Exercise instructions:
Output the listing word for word, beginning at the line that contains "Decompose this screenshot" and stopping after the line that contains "redacted-label: [24, 42, 38, 50]", and leave the pictures out.

Extracted entries:
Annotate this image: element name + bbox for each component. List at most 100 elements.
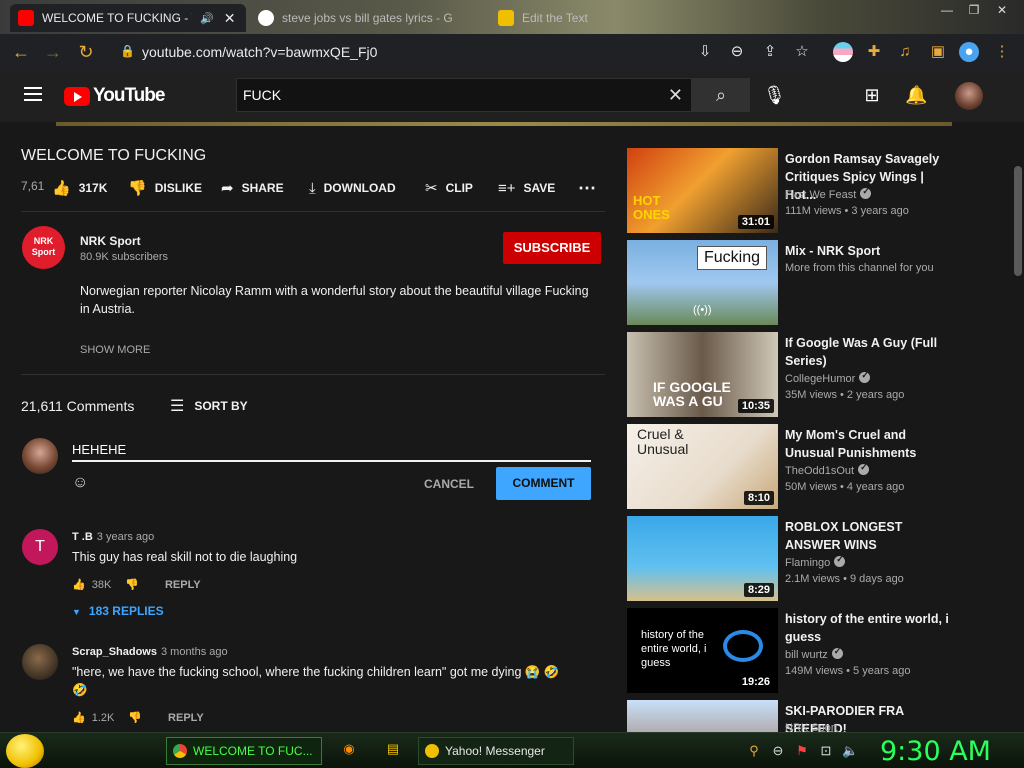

...

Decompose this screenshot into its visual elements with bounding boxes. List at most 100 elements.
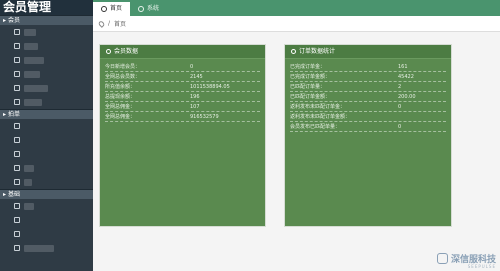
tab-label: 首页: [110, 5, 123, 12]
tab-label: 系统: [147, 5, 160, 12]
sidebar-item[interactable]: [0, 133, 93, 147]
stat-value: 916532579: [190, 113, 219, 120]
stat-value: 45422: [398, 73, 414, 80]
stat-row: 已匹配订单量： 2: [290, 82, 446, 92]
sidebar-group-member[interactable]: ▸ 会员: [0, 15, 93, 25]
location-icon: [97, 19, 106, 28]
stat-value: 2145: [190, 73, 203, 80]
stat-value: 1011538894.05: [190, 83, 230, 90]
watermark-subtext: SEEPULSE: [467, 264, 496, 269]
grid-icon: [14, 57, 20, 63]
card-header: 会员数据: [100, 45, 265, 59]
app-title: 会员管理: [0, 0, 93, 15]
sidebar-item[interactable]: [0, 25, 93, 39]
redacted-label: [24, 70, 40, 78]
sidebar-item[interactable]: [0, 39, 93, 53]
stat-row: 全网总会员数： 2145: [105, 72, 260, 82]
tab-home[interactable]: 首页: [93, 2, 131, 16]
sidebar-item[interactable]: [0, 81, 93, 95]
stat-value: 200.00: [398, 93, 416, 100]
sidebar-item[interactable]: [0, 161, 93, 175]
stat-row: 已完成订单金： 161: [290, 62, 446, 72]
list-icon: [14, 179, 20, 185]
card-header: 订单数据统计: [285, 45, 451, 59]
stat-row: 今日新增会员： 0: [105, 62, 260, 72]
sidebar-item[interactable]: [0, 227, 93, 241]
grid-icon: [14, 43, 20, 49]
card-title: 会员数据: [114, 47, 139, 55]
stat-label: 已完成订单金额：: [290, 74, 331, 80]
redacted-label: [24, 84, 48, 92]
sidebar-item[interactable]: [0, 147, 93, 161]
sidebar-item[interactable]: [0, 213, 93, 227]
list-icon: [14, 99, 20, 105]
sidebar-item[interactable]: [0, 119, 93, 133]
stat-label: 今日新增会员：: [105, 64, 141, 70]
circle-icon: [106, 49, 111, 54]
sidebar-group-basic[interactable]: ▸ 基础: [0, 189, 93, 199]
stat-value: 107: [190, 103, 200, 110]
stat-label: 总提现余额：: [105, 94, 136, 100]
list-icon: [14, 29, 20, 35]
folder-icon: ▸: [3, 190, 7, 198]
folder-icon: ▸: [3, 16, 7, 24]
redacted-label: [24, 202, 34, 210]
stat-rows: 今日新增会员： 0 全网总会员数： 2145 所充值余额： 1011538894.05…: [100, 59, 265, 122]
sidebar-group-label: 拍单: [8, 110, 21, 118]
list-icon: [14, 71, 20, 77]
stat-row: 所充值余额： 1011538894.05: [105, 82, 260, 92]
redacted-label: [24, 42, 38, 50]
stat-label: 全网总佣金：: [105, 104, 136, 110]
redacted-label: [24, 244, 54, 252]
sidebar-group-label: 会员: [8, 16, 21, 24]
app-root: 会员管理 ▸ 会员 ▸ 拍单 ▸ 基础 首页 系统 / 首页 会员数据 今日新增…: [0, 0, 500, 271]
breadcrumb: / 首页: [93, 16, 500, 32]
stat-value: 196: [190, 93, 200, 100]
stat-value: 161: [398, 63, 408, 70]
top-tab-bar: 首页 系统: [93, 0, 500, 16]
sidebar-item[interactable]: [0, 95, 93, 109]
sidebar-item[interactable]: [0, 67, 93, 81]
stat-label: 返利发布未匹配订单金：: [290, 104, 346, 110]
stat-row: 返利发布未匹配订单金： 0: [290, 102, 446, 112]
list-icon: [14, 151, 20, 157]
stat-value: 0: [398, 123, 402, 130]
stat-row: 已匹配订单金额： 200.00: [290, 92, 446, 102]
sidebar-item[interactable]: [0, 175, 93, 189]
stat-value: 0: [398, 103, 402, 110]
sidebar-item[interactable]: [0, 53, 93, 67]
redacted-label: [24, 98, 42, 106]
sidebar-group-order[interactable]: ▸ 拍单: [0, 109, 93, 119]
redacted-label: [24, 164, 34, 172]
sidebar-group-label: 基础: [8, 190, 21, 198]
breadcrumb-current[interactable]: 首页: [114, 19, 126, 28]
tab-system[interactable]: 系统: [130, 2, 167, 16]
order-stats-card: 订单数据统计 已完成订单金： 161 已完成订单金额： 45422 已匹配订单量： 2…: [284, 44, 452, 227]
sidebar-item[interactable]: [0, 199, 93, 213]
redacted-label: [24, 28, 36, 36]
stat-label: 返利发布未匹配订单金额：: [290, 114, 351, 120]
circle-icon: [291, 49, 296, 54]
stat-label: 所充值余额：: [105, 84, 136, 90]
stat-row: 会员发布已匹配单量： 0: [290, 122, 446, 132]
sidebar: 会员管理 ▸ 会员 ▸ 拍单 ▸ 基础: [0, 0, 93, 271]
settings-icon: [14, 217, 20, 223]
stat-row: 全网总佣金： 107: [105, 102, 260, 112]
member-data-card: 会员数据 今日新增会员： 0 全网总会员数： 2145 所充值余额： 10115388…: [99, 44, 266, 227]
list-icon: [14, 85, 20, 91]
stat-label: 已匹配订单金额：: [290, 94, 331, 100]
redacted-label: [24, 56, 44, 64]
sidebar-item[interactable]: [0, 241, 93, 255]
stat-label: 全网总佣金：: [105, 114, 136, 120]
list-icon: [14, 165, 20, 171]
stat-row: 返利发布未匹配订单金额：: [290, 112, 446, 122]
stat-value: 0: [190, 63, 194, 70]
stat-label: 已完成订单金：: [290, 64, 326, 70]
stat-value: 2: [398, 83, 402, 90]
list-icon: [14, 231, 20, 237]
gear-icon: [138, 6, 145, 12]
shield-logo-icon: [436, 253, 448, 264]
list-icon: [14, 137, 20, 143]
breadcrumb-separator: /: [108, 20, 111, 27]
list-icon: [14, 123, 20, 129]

Result of this task:
Decompose this screenshot into its visual elements with bounding boxes. List at most 100 elements.
tab-label: 首页: [110, 5, 123, 12]
tab-label: 系统: [147, 5, 160, 12]
sidebar-item[interactable]: [0, 133, 93, 147]
stat-value: 916532579: [190, 113, 219, 120]
stat-value: 45422: [398, 73, 414, 80]
stat-row: 已匹配订单量： 2: [290, 82, 446, 92]
sidebar-group-member[interactable]: ▸ 会员: [0, 15, 93, 25]
location-icon: [97, 19, 106, 28]
stat-value: 2145: [190, 73, 203, 80]
stat-value: 1011538894.05: [190, 83, 230, 90]
watermark-subtext: SEEPULSE: [467, 264, 496, 269]
grid-icon: [14, 57, 20, 63]
card-header: 会员数据: [100, 45, 265, 59]
app-title: 会员管理: [0, 0, 93, 15]
sidebar-item[interactable]: [0, 25, 93, 39]
redacted-label: [24, 70, 40, 78]
sidebar-item[interactable]: [0, 39, 93, 53]
stat-row: 全网总会员数： 2145: [105, 72, 260, 82]
tab-home[interactable]: 首页: [93, 2, 131, 16]
sidebar-item[interactable]: [0, 81, 93, 95]
stat-value: 200.00: [398, 93, 416, 100]
sidebar-item[interactable]: [0, 161, 93, 175]
stat-row: 已完成订单金： 161: [290, 62, 446, 72]
list-icon: [14, 179, 20, 185]
card-header: 订单数据统计: [285, 45, 451, 59]
stat-row: 今日新增会员： 0: [105, 62, 260, 72]
sidebar-item[interactable]: [0, 227, 93, 241]
grid-icon: [14, 43, 20, 49]
card-title: 会员数据: [114, 47, 139, 55]
stat-label: 已完成订单金额：: [290, 74, 331, 80]
redacted-label: [24, 84, 48, 92]
sidebar-item[interactable]: [0, 147, 93, 161]
sidebar-item[interactable]: [0, 213, 93, 227]
list-icon: [14, 99, 20, 105]
sidebar-item[interactable]: [0, 119, 93, 133]
stat-label: 今日新增会员：: [105, 64, 141, 70]
circle-icon: [106, 49, 111, 54]
sidebar-group-basic[interactable]: ▸ 基础: [0, 189, 93, 199]
stat-value: 107: [190, 103, 200, 110]
stat-label: 总提现余额：: [105, 94, 136, 100]
list-icon: [14, 29, 20, 35]
folder-icon: ▸: [3, 190, 7, 198]
folder-icon: ▸: [3, 16, 7, 24]
redacted-label: [24, 202, 34, 210]
stat-rows: 今日新增会员： 0 全网总会员数： 2145 所充值余额： 1011538894.05…: [100, 59, 265, 122]
sidebar-group-label: 拍单: [8, 110, 21, 118]
list-icon: [14, 71, 20, 77]
stat-row: 所充值余额： 1011538894.05: [105, 82, 260, 92]
redacted-label: [24, 42, 38, 50]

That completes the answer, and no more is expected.